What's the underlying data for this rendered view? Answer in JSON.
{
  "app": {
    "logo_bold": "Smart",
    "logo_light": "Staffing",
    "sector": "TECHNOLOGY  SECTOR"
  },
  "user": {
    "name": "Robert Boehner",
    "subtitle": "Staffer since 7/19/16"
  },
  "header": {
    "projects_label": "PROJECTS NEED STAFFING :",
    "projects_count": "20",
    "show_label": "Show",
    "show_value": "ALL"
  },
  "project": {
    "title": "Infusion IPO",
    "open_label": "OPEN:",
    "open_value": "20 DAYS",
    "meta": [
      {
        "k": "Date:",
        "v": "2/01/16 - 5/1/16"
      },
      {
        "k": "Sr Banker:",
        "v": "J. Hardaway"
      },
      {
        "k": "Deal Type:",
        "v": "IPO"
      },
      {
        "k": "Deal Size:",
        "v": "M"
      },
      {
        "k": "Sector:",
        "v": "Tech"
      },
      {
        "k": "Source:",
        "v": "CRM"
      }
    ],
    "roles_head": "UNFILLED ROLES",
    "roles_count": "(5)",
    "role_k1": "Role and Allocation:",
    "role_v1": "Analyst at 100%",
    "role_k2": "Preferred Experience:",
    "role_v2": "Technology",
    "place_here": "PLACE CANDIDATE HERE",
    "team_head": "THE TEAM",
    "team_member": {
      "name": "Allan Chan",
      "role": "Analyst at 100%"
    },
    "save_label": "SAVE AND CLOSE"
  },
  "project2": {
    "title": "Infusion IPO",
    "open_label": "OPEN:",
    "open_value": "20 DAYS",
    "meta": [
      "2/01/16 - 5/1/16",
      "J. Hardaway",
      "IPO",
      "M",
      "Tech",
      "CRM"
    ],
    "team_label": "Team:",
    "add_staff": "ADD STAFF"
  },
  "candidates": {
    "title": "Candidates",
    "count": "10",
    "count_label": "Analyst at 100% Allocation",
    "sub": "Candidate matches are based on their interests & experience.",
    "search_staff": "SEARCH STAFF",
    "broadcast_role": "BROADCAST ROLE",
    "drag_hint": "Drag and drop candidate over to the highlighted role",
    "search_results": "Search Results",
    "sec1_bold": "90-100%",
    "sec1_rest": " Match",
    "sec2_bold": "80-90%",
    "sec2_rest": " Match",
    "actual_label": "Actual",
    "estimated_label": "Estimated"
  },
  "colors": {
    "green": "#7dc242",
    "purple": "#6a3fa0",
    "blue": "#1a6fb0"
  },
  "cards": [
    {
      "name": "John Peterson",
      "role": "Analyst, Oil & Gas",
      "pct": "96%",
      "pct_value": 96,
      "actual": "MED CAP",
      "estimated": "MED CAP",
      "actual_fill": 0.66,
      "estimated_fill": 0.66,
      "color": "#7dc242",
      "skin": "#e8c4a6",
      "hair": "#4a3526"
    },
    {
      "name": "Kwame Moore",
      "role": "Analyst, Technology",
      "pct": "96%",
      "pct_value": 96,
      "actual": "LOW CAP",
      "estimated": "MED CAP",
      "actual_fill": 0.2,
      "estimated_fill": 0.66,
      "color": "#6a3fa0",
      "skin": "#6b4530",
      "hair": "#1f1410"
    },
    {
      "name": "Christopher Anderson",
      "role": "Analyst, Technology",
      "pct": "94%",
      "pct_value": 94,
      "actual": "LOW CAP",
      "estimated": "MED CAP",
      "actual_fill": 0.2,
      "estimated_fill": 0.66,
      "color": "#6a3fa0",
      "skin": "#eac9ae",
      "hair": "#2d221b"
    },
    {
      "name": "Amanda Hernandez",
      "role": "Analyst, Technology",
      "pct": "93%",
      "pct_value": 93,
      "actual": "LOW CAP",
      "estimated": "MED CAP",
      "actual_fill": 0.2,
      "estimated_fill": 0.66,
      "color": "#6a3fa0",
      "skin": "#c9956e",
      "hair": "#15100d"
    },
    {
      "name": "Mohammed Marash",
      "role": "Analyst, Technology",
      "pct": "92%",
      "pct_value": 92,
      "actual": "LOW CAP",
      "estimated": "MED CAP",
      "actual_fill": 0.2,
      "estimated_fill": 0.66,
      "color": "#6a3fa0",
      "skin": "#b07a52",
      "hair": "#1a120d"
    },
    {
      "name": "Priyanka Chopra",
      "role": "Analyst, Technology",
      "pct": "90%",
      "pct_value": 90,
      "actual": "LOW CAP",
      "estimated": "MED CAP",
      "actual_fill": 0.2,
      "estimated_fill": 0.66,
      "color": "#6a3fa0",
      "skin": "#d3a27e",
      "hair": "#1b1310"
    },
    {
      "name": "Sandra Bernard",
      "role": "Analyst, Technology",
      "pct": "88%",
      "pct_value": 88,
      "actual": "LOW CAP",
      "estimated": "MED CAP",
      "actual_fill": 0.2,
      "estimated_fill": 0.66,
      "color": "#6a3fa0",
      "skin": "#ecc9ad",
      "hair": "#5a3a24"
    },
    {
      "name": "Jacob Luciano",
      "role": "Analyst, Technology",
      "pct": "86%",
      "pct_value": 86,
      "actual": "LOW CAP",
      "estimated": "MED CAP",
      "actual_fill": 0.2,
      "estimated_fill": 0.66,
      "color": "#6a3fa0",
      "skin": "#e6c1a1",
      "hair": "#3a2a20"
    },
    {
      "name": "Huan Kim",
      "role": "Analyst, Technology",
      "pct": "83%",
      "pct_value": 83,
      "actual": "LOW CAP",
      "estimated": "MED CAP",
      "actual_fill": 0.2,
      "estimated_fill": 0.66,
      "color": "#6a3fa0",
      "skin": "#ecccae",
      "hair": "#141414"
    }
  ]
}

▶ [GOAL]:
Reproduce each record shown above without altering a single word.

▶ [SOLUTION TO THE PROBLEM]:
What's the underlying data for this rendered view? Answer in JSON.
{
  "app": {
    "logo_bold": "Smart",
    "logo_light": "Staffing",
    "sector": "TECHNOLOGY  SECTOR"
  },
  "user": {
    "name": "Robert Boehner",
    "subtitle": "Staffer since 7/19/16"
  },
  "header": {
    "projects_label": "PROJECTS NEED STAFFING :",
    "projects_count": "20",
    "show_label": "Show",
    "show_value": "ALL"
  },
  "project": {
    "title": "Infusion IPO",
    "open_label": "OPEN:",
    "open_value": "20 DAYS",
    "meta": [
      {
        "k": "Date:",
        "v": "2/01/16 - 5/1/16"
      },
      {
        "k": "Sr Banker:",
        "v": "J. Hardaway"
      },
      {
        "k": "Deal Type:",
        "v": "IPO"
      },
      {
        "k": "Deal Size:",
        "v": "M"
      },
      {
        "k": "Sector:",
        "v": "Tech"
      },
      {
        "k": "Source:",
        "v": "CRM"
      }
    ],
    "roles_head": "UNFILLED ROLES",
    "roles_count": "(5)",
    "role_k1": "Role and Allocation:",
    "role_v1": "Analyst at 100%",
    "role_k2": "Preferred Experience:",
    "role_v2": "Technology",
    "place_here": "PLACE CANDIDATE HERE",
    "team_head": "THE TEAM",
    "team_member": {
      "name": "Allan Chan",
      "role": "Analyst at 100%"
    },
    "save_label": "SAVE AND CLOSE"
  },
  "project2": {
    "title": "Infusion IPO",
    "open_label": "OPEN:",
    "open_value": "20 DAYS",
    "meta": [
      "2/01/16 - 5/1/16",
      "J. Hardaway",
      "IPO",
      "M",
      "Tech",
      "CRM"
    ],
    "team_label": "Team:",
    "add_staff": "ADD STAFF"
  },
  "candidates": {
    "title": "Candidates",
    "count": "10",
    "count_label": "Analyst at 100% Allocation",
    "sub": "Candidate matches are based on their interests & experience.",
    "search_staff": "SEARCH STAFF",
    "broadcast_role": "BROADCAST ROLE",
    "drag_hint": "Drag and drop candidate over to the highlighted role",
    "search_results": "Search Results",
    "sec1_bold": "90-100%",
    "sec1_rest": " Match",
    "sec2_bold": "80-90%",
    "sec2_rest": " Match",
    "actual_label": "Actual",
    "estimated_label": "Estimated"
  },
  "colors": {
    "green": "#7dc242",
    "purple": "#6a3fa0",
    "blue": "#1a6fb0"
  },
  "cards": [
    {
      "name": "John Peterson",
      "role": "Analyst, Oil & Gas",
      "pct": "96%",
      "pct_value": 96,
      "actual": "MED CAP",
      "estimated": "MED CAP",
      "actual_fill": 0.66,
      "estimated_fill": 0.66,
      "color": "#7dc242",
      "skin": "#e8c4a6",
      "hair": "#4a3526"
    },
    {
      "name": "Kwame Moore",
      "role": "Analyst, Technology",
      "pct": "96%",
      "pct_value": 96,
      "actual": "LOW CAP",
      "estimated": "MED CAP",
      "actual_fill": 0.2,
      "estimated_fill": 0.66,
      "color": "#6a3fa0",
      "skin": "#6b4530",
      "hair": "#1f1410"
    },
    {
      "name": "Christopher Anderson",
      "role": "Analyst, Technology",
      "pct": "94%",
      "pct_value": 94,
      "actual": "LOW CAP",
      "estimated": "MED CAP",
      "actual_fill": 0.2,
      "estimated_fill": 0.66,
      "color": "#6a3fa0",
      "skin": "#eac9ae",
      "hair": "#2d221b"
    },
    {
      "name": "Amanda Hernandez",
      "role": "Analyst, Technology",
      "pct": "93%",
      "pct_value": 93,
      "actual": "LOW CAP",
      "estimated": "MED CAP",
      "actual_fill": 0.2,
      "estimated_fill": 0.66,
      "color": "#6a3fa0",
      "skin": "#c9956e",
      "hair": "#15100d"
    },
    {
      "name": "Mohammed Marash",
      "role": "Analyst, Technology",
      "pct": "92%",
      "pct_value": 92,
      "actual": "LOW CAP",
      "estimated": "MED CAP",
      "actual_fill": 0.2,
      "estimated_fill": 0.66,
      "color": "#6a3fa0",
      "skin": "#b07a52",
      "hair": "#1a120d"
    },
    {
      "name": "Priyanka Chopra",
      "role": "Analyst, Technology",
      "pct": "90%",
      "pct_value": 90,
      "actual": "LOW CAP",
      "estimated": "MED CAP",
      "actual_fill": 0.2,
      "estimated_fill": 0.66,
      "color": "#6a3fa0",
      "skin": "#d3a27e",
      "hair": "#1b1310"
    },
    {
      "name": "Sandra Bernard",
      "role": "Analyst, Technology",
      "pct": "88%",
      "pct_value": 88,
      "actual": "LOW CAP",
      "estimated": "MED CAP",
      "actual_fill": 0.2,
      "estimated_fill": 0.66,
      "color": "#6a3fa0",
      "skin": "#ecc9ad",
      "hair": "#5a3a24"
    },
    {
      "name": "Jacob Luciano",
      "role": "Analyst, Technology",
      "pct": "86%",
      "pct_value": 86,
      "actual": "LOW CAP",
      "estimated": "MED CAP",
      "actual_fill": 0.2,
      "estimated_fill": 0.66,
      "color": "#6a3fa0",
      "skin": "#e6c1a1",
      "hair": "#3a2a20"
    },
    {
      "name": "Huan Kim",
      "role": "Analyst, Technology",
      "pct": "83%",
      "pct_value": 83,
      "actual": "LOW CAP",
      "estimated": "MED CAP",
      "actual_fill": 0.2,
      "estimated_fill": 0.66,
      "color": "#6a3fa0",
      "skin": "#ecccae",
      "hair": "#141414"
    }
  ]
}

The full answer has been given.